═════ MATERIAL FOR THE TASK
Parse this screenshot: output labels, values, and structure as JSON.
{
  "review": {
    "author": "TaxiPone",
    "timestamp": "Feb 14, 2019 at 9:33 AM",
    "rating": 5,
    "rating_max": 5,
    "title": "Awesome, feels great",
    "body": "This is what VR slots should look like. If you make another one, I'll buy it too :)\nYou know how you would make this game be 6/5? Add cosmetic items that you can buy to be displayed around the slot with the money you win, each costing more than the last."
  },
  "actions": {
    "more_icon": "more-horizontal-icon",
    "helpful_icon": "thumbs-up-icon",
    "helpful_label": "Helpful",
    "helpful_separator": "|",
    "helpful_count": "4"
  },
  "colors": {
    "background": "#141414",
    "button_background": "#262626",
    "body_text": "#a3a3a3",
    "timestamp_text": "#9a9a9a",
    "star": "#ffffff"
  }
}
══════════
## AIM
Return all the data exactly as given.

## OUTPUT BELOW
Parse this screenshot: output labels, values, and structure as JSON.
{
  "review": {
    "author": "TaxiPone",
    "timestamp": "Feb 14, 2019 at 9:33 AM",
    "rating": 5,
    "rating_max": 5,
    "title": "Awesome, feels great",
    "body": "This is what VR slots should look like. If you make another one, I'll buy it too :)\nYou know how you would make this game be 6/5? Add cosmetic items that you can buy to be displayed around the slot with the money you win, each costing more than the last."
  },
  "actions": {
    "more_icon": "more-horizontal-icon",
    "helpful_icon": "thumbs-up-icon",
    "helpful_label": "Helpful",
    "helpful_separator": "|",
    "helpful_count": "4"
  },
  "colors": {
    "background": "#141414",
    "button_background": "#262626",
    "body_text": "#a3a3a3",
    "timestamp_text": "#9a9a9a",
    "star": "#ffffff"
  }
}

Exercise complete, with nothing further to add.